------ Record set ------

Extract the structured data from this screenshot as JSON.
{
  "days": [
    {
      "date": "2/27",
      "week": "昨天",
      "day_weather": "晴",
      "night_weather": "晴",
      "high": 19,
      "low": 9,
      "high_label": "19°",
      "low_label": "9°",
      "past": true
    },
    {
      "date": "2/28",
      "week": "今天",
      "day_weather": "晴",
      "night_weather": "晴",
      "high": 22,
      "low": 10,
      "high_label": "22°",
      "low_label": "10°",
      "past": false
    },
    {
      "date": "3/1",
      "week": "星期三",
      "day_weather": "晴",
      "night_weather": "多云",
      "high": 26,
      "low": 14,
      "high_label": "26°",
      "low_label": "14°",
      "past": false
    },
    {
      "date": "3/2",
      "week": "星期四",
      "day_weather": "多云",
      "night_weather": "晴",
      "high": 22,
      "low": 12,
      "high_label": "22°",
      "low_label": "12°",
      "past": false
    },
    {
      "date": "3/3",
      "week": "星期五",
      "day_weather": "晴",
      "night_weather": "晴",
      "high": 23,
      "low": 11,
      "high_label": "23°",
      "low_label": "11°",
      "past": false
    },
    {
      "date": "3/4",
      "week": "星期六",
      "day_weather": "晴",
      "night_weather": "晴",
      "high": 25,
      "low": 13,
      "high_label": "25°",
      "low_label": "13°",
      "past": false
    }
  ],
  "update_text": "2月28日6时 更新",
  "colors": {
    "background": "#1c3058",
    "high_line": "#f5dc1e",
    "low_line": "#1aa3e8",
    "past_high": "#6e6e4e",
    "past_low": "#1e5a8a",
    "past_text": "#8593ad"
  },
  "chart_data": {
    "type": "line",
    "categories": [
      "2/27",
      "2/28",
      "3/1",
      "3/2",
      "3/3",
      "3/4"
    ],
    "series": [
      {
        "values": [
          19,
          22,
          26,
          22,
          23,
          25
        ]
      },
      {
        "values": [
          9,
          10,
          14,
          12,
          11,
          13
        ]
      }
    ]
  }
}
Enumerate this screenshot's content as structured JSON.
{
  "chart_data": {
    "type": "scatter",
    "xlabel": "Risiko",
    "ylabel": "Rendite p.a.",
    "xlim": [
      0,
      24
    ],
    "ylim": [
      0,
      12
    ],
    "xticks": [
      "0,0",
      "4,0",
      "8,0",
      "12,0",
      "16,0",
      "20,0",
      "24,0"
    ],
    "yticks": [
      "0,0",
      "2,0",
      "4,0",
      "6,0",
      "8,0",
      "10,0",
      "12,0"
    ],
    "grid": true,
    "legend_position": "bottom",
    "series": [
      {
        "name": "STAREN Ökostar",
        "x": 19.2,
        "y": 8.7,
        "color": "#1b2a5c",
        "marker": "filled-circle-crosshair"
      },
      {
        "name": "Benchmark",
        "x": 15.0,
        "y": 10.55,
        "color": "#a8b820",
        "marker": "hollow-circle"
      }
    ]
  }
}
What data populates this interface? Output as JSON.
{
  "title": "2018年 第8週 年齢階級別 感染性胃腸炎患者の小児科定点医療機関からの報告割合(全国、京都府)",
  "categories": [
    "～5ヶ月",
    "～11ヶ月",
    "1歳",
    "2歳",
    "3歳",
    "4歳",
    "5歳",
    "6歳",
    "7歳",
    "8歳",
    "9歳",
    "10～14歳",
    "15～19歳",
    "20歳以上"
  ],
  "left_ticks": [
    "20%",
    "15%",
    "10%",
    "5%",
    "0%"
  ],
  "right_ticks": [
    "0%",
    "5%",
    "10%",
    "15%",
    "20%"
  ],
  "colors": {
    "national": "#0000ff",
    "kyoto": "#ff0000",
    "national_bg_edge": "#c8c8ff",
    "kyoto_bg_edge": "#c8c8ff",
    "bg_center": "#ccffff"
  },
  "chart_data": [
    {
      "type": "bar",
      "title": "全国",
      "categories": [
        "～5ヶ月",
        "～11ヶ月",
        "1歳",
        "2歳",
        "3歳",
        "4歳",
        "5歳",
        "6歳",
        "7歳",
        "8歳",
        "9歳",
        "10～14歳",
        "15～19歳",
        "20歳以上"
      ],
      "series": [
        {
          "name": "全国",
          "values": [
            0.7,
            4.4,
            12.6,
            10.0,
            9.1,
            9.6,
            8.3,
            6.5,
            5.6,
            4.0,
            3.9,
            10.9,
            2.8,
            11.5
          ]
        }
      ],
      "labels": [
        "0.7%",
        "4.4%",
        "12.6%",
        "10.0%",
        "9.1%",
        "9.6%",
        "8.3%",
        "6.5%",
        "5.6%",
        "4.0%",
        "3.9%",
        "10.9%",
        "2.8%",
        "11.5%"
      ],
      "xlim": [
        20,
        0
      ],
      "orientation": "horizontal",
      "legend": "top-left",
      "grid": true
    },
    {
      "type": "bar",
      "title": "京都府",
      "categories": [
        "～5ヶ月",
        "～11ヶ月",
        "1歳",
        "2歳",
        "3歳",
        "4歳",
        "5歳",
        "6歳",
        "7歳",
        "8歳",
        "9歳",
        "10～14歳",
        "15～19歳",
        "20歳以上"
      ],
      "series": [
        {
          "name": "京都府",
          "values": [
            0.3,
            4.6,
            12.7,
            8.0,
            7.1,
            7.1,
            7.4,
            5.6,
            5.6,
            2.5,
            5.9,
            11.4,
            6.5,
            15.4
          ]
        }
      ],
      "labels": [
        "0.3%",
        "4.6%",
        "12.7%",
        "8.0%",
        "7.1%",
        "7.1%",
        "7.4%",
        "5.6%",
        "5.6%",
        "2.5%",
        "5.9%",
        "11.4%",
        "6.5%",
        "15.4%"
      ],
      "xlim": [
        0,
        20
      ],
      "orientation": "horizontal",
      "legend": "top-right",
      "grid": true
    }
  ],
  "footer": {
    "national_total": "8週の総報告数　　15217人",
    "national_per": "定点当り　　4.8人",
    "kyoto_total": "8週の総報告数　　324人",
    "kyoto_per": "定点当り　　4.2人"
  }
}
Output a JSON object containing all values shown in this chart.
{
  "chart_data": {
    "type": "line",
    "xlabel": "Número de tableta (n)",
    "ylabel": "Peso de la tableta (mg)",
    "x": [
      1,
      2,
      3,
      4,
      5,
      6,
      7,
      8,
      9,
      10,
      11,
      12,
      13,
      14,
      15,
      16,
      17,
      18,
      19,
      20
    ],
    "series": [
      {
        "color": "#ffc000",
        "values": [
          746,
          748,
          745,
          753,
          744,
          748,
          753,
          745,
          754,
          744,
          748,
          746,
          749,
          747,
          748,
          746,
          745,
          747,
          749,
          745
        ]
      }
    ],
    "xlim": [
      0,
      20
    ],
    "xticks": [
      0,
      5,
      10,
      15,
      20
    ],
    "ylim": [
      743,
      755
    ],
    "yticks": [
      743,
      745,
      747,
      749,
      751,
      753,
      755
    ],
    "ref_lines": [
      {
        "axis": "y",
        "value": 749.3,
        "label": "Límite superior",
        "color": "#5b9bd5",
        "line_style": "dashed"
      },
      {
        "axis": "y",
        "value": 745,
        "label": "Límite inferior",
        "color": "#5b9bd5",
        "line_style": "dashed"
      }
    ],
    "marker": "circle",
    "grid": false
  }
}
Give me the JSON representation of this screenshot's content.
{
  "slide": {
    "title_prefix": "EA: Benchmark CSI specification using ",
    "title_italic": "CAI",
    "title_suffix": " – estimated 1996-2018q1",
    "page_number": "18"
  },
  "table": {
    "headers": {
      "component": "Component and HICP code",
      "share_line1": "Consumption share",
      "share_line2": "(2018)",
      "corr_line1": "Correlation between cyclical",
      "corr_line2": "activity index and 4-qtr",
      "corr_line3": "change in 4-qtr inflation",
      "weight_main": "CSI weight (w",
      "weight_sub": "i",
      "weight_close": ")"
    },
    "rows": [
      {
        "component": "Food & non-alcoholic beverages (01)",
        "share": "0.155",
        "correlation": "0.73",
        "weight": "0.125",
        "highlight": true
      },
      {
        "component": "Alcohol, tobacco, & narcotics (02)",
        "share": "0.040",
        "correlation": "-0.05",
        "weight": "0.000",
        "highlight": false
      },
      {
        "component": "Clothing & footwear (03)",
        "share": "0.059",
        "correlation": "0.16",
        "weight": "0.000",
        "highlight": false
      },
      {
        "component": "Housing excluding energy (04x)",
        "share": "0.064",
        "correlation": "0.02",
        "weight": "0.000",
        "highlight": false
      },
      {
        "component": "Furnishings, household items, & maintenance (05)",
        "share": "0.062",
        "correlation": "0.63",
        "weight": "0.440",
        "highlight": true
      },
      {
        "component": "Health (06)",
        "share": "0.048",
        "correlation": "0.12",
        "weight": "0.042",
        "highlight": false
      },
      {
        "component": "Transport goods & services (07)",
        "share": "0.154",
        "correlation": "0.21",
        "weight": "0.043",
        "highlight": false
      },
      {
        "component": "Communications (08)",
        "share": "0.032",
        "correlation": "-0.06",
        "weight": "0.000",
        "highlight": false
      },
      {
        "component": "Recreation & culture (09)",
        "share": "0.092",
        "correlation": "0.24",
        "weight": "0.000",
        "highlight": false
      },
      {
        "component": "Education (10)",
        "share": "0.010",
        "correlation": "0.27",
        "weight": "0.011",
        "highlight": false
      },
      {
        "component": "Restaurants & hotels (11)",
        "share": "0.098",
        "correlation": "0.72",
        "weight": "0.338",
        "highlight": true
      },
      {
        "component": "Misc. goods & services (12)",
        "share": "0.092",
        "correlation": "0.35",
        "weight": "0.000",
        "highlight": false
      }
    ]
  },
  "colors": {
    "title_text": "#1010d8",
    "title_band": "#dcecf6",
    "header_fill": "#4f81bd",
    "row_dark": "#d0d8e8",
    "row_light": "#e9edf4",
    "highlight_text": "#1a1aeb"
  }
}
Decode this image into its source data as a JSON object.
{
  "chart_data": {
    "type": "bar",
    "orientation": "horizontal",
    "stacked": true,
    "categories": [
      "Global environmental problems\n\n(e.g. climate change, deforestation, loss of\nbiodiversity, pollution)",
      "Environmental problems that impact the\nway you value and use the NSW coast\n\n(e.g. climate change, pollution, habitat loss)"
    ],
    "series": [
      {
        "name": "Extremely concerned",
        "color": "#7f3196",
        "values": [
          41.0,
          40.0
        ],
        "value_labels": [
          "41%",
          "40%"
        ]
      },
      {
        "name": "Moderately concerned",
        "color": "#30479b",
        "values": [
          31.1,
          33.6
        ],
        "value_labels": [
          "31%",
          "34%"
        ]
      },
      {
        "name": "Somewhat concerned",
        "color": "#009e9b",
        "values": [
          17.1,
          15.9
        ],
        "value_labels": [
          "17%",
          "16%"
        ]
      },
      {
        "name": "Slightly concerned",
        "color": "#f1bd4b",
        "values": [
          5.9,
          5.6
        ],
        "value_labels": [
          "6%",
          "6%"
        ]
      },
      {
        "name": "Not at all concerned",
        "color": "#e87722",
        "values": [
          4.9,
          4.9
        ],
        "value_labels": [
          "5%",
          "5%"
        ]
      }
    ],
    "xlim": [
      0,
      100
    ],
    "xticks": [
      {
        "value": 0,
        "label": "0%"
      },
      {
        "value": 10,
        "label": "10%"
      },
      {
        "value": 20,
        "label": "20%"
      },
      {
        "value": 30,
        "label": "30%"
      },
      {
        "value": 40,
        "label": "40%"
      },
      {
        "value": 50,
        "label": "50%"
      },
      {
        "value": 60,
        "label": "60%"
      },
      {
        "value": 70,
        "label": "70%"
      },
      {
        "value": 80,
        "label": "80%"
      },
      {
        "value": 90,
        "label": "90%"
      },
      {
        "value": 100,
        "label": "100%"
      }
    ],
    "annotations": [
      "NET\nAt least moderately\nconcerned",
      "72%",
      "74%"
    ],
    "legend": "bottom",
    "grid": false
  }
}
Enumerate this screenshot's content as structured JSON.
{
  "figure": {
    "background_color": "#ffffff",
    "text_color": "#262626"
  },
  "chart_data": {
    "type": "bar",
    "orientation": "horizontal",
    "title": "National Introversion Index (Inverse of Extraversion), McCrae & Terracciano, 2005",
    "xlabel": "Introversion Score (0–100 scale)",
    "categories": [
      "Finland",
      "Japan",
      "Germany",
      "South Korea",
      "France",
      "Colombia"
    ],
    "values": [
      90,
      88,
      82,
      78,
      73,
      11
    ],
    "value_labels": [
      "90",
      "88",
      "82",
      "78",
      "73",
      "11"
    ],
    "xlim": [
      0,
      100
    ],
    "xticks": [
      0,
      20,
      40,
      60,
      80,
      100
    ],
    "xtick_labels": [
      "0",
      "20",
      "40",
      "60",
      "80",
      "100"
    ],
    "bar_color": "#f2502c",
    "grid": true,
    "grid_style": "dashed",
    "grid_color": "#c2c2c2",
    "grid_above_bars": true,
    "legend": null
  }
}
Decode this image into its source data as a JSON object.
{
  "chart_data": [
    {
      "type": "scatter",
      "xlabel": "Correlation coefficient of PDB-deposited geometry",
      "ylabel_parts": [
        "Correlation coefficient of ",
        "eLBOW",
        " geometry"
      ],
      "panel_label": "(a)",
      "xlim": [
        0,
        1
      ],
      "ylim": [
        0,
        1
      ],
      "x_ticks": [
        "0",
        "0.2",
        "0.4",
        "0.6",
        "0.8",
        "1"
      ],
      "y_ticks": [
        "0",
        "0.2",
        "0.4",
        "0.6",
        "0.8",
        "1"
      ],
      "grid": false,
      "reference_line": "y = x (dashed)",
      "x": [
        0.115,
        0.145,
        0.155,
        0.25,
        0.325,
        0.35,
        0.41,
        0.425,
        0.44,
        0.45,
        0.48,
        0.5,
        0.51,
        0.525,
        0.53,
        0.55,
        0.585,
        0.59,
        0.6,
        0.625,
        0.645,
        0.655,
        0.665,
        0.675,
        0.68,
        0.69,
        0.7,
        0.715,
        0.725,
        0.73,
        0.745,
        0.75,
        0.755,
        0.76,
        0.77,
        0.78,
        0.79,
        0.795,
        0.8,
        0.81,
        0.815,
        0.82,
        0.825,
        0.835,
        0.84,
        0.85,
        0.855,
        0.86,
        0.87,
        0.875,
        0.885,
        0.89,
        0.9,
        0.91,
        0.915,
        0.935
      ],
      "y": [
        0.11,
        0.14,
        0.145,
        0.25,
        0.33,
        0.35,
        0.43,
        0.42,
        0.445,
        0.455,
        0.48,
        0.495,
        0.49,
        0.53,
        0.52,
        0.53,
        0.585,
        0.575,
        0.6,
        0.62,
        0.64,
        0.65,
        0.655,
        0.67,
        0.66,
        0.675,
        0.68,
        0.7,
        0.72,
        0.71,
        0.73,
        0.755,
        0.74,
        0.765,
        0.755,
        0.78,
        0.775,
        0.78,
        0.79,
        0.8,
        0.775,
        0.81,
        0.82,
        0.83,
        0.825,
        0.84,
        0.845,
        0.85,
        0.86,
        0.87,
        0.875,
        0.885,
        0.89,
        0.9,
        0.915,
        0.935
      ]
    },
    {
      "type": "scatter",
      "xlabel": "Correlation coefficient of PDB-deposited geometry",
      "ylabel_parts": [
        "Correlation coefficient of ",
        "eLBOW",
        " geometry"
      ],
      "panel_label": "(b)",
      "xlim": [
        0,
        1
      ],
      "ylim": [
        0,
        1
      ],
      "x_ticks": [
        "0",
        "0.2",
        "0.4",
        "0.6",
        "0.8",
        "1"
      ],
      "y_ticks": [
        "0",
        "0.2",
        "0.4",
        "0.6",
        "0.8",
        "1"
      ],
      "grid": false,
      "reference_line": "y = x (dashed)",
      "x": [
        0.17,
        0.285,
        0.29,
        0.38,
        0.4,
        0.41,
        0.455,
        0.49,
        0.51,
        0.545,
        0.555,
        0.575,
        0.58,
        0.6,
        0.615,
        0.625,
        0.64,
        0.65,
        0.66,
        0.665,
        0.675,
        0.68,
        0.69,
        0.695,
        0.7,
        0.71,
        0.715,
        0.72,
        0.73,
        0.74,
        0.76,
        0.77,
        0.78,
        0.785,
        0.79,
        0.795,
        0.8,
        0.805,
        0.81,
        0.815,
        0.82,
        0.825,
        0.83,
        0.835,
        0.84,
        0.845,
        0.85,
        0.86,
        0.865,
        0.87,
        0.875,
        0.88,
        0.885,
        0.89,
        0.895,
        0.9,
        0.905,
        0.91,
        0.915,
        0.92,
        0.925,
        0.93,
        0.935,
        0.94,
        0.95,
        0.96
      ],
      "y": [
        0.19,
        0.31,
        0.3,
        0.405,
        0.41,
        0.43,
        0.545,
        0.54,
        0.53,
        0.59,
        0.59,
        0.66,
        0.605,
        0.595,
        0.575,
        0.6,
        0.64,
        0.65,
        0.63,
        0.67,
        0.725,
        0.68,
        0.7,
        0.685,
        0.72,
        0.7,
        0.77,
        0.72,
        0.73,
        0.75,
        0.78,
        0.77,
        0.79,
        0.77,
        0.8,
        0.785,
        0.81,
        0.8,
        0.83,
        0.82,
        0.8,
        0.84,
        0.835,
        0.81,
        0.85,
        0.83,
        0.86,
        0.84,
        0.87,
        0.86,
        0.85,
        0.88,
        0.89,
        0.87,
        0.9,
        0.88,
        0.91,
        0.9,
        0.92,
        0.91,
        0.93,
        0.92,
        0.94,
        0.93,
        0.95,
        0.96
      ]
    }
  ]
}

------

• Task directions
Which lines hold the word "name"? Show each one.

• Exercise response
        "name": "STAREN Ökostar",
        "name": "Benchmark",
          "name": "全国",
          "name": "京都府",
        "name": "Extremely concerned",
        "name": "Moderately concerned",
        "name": "Somewhat concerned",
        "name": "Slightly concerned",
        "name": "Not at all concerned",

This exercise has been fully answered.